===== Material provided

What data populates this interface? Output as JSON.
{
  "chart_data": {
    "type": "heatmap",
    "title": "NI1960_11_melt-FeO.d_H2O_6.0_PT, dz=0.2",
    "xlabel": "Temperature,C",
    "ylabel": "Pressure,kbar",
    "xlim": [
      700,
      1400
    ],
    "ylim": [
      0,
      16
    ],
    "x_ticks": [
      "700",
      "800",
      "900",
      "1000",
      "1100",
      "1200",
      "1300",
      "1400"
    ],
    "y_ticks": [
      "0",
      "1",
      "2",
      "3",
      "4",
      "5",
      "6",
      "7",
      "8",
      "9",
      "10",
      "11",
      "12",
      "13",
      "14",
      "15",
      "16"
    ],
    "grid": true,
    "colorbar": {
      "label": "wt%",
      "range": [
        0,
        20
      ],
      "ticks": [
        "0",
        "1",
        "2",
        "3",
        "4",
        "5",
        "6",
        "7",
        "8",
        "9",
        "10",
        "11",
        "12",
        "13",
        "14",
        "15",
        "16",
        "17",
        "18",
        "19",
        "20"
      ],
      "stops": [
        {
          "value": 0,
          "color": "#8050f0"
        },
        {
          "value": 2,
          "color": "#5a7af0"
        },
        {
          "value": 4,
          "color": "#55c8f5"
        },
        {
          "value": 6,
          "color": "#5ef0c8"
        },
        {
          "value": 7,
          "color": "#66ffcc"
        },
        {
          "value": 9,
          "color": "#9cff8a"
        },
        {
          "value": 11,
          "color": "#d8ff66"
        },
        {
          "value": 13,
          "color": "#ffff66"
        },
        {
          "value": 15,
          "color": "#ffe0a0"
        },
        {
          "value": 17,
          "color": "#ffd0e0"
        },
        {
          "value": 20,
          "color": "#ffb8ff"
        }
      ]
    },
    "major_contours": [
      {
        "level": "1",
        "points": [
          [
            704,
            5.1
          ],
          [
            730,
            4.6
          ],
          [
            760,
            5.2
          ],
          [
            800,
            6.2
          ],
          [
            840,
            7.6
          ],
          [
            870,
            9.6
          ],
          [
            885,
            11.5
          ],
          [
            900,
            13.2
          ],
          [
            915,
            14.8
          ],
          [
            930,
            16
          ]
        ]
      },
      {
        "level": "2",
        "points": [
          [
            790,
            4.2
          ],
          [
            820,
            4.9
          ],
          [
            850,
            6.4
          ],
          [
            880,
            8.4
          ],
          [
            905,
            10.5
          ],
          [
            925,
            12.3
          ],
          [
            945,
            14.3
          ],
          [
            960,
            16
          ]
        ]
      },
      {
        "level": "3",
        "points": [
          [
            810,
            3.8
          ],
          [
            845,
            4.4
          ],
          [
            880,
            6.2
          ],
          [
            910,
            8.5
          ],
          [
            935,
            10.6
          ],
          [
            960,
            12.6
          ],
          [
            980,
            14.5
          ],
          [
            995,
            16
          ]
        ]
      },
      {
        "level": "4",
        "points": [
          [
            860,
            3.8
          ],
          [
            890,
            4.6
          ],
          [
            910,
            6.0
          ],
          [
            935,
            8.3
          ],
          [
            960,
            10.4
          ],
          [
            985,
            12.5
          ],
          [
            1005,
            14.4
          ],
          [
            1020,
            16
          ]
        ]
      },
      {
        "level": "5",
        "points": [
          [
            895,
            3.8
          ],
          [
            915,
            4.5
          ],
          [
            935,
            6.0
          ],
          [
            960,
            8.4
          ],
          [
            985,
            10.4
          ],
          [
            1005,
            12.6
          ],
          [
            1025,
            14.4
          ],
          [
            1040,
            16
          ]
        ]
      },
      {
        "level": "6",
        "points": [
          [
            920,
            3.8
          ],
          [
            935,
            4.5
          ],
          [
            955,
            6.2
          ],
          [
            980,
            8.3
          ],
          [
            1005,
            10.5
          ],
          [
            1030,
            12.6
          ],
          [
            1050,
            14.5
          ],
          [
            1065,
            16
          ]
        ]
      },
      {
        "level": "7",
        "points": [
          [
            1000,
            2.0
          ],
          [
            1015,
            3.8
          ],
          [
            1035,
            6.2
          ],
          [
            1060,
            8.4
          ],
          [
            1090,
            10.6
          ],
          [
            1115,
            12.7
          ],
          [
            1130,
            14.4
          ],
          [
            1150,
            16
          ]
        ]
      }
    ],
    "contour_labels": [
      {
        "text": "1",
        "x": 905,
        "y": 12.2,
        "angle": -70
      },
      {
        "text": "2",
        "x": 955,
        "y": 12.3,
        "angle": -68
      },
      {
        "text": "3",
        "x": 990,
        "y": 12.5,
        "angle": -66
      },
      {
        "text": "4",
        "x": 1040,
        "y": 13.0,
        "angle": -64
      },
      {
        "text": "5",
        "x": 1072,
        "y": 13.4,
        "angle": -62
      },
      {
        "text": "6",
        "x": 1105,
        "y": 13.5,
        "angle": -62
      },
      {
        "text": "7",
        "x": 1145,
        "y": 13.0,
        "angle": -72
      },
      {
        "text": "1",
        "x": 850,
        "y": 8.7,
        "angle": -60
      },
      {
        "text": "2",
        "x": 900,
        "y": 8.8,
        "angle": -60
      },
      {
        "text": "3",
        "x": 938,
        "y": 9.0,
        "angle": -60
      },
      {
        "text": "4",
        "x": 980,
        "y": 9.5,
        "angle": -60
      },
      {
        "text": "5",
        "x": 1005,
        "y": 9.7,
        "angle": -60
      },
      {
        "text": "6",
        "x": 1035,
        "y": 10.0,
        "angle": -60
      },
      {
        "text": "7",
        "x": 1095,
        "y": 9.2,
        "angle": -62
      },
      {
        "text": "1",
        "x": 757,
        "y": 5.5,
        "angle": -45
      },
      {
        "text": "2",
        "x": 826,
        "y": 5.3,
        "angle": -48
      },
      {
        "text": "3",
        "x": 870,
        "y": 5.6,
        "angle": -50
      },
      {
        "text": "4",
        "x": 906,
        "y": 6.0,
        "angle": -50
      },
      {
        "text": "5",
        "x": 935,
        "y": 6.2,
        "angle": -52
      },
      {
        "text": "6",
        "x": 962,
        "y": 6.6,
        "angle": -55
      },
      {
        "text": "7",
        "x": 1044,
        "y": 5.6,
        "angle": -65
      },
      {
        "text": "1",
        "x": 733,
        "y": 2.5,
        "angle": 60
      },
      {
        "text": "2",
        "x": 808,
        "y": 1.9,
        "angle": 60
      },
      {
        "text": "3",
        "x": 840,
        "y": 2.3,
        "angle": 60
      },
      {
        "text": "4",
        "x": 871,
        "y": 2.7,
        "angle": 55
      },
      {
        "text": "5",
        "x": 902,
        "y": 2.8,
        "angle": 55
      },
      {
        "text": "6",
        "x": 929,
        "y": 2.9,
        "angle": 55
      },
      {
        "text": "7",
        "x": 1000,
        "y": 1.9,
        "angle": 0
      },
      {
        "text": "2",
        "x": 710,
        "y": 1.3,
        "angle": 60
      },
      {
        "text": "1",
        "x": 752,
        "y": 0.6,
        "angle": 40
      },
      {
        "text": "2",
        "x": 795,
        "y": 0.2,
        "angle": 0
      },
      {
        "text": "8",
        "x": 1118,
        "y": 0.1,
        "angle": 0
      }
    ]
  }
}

==========

◆ Challenge ◆
Output each record precisely as given.

◆ Task result ◆
What data populates this interface? Output as JSON.
{
  "chart_data": {
    "type": "heatmap",
    "title": "NI1960_11_melt-FeO.d_H2O_6.0_PT, dz=0.2",
    "xlabel": "Temperature,C",
    "ylabel": "Pressure,kbar",
    "xlim": [
      700,
      1400
    ],
    "ylim": [
      0,
      16
    ],
    "x_ticks": [
      "700",
      "800",
      "900",
      "1000",
      "1100",
      "1200",
      "1300",
      "1400"
    ],
    "y_ticks": [
      "0",
      "1",
      "2",
      "3",
      "4",
      "5",
      "6",
      "7",
      "8",
      "9",
      "10",
      "11",
      "12",
      "13",
      "14",
      "15",
      "16"
    ],
    "grid": true,
    "colorbar": {
      "label": "wt%",
      "range": [
        0,
        20
      ],
      "ticks": [
        "0",
        "1",
        "2",
        "3",
        "4",
        "5",
        "6",
        "7",
        "8",
        "9",
        "10",
        "11",
        "12",
        "13",
        "14",
        "15",
        "16",
        "17",
        "18",
        "19",
        "20"
      ],
      "stops": [
        {
          "value": 0,
          "color": "#8050f0"
        },
        {
          "value": 2,
          "color": "#5a7af0"
        },
        {
          "value": 4,
          "color": "#55c8f5"
        },
        {
          "value": 6,
          "color": "#5ef0c8"
        },
        {
          "value": 7,
          "color": "#66ffcc"
        },
        {
          "value": 9,
          "color": "#9cff8a"
        },
        {
          "value": 11,
          "color": "#d8ff66"
        },
        {
          "value": 13,
          "color": "#ffff66"
        },
        {
          "value": 15,
          "color": "#ffe0a0"
        },
        {
          "value": 17,
          "color": "#ffd0e0"
        },
        {
          "value": 20,
          "color": "#ffb8ff"
        }
      ]
    },
    "major_contours": [
      {
        "level": "1",
        "points": [
          [
            704,
            5.1
          ],
          [
            730,
            4.6
          ],
          [
            760,
            5.2
          ],
          [
            800,
            6.2
          ],
          [
            840,
            7.6
          ],
          [
            870,
            9.6
          ],
          [
            885,
            11.5
          ],
          [
            900,
            13.2
          ],
          [
            915,
            14.8
          ],
          [
            930,
            16
          ]
        ]
      },
      {
        "level": "2",
        "points": [
          [
            790,
            4.2
          ],
          [
            820,
            4.9
          ],
          [
            850,
            6.4
          ],
          [
            880,
            8.4
          ],
          [
            905,
            10.5
          ],
          [
            925,
            12.3
          ],
          [
            945,
            14.3
          ],
          [
            960,
            16
          ]
        ]
      },
      {
        "level": "3",
        "points": [
          [
            810,
            3.8
          ],
          [
            845,
            4.4
          ],
          [
            880,
            6.2
          ],
          [
            910,
            8.5
          ],
          [
            935,
            10.6
          ],
          [
            960,
            12.6
          ],
          [
            980,
            14.5
          ],
          [
            995,
            16
          ]
        ]
      },
      {
        "level": "4",
        "points": [
          [
            860,
            3.8
          ],
          [
            890,
            4.6
          ],
          [
            910,
            6.0
          ],
          [
            935,
            8.3
          ],
          [
            960,
            10.4
          ],
          [
            985,
            12.5
          ],
          [
            1005,
            14.4
          ],
          [
            1020,
            16
          ]
        ]
      },
      {
        "level": "5",
        "points": [
          [
            895,
            3.8
          ],
          [
            915,
            4.5
          ],
          [
            935,
            6.0
          ],
          [
            960,
            8.4
          ],
          [
            985,
            10.4
          ],
          [
            1005,
            12.6
          ],
          [
            1025,
            14.4
          ],
          [
            1040,
            16
          ]
        ]
      },
      {
        "level": "6",
        "points": [
          [
            920,
            3.8
          ],
          [
            935,
            4.5
          ],
          [
            955,
            6.2
          ],
          [
            980,
            8.3
          ],
          [
            1005,
            10.5
          ],
          [
            1030,
            12.6
          ],
          [
            1050,
            14.5
          ],
          [
            1065,
            16
          ]
        ]
      },
      {
        "level": "7",
        "points": [
          [
            1000,
            2.0
          ],
          [
            1015,
            3.8
          ],
          [
            1035,
            6.2
          ],
          [
            1060,
            8.4
          ],
          [
            1090,
            10.6
          ],
          [
            1115,
            12.7
          ],
          [
            1130,
            14.4
          ],
          [
            1150,
            16
          ]
        ]
      }
    ],
    "contour_labels": [
      {
        "text": "1",
        "x": 905,
        "y": 12.2,
        "angle": -70
      },
      {
        "text": "2",
        "x": 955,
        "y": 12.3,
        "angle": -68
      },
      {
        "text": "3",
        "x": 990,
        "y": 12.5,
        "angle": -66
      },
      {
        "text": "4",
        "x": 1040,
        "y": 13.0,
        "angle": -64
      },
      {
        "text": "5",
        "x": 1072,
        "y": 13.4,
        "angle": -62
      },
      {
        "text": "6",
        "x": 1105,
        "y": 13.5,
        "angle": -62
      },
      {
        "text": "7",
        "x": 1145,
        "y": 13.0,
        "angle": -72
      },
      {
        "text": "1",
        "x": 850,
        "y": 8.7,
        "angle": -60
      },
      {
        "text": "2",
        "x": 900,
        "y": 8.8,
        "angle": -60
      },
      {
        "text": "3",
        "x": 938,
        "y": 9.0,
        "angle": -60
      },
      {
        "text": "4",
        "x": 980,
        "y": 9.5,
        "angle": -60
      },
      {
        "text": "5",
        "x": 1005,
        "y": 9.7,
        "angle": -60
      },
      {
        "text": "6",
        "x": 1035,
        "y": 10.0,
        "angle": -60
      },
      {
        "text": "7",
        "x": 1095,
        "y": 9.2,
        "angle": -62
      },
      {
        "text": "1",
        "x": 757,
        "y": 5.5,
        "angle": -45
      },
      {
        "text": "2",
        "x": 826,
        "y": 5.3,
        "angle": -48
      },
      {
        "text": "3",
        "x": 870,
        "y": 5.6,
        "angle": -50
      },
      {
        "text": "4",
        "x": 906,
        "y": 6.0,
        "angle": -50
      },
      {
        "text": "5",
        "x": 935,
        "y": 6.2,
        "angle": -52
      },
      {
        "text": "6",
        "x": 962,
        "y": 6.6,
        "angle": -55
      },
      {
        "text": "7",
        "x": 1044,
        "y": 5.6,
        "angle": -65
      },
      {
        "text": "1",
        "x": 733,
        "y": 2.5,
        "angle": 60
      },
      {
        "text": "2",
        "x": 808,
        "y": 1.9,
        "angle": 60
      },
      {
        "text": "3",
        "x": 840,
        "y": 2.3,
        "angle": 60
      },
      {
        "text": "4",
        "x": 871,
        "y": 2.7,
        "angle": 55
      },
      {
        "text": "5",
        "x": 902,
        "y": 2.8,
        "angle": 55
      },
      {
        "text": "6",
        "x": 929,
        "y": 2.9,
        "angle": 55
      },
      {
        "text": "7",
        "x": 1000,
        "y": 1.9,
        "angle": 0
      },
      {
        "text": "2",
        "x": 710,
        "y": 1.3,
        "angle": 60
      },
      {
        "text": "1",
        "x": 752,
        "y": 0.6,
        "angle": 40
      },
      {
        "text": "2",
        "x": 795,
        "y": 0.2,
        "angle": 0
      },
      {
        "text": "8",
        "x": 1118,
        "y": 0.1,
        "angle": 0
      }
    ]
  }
}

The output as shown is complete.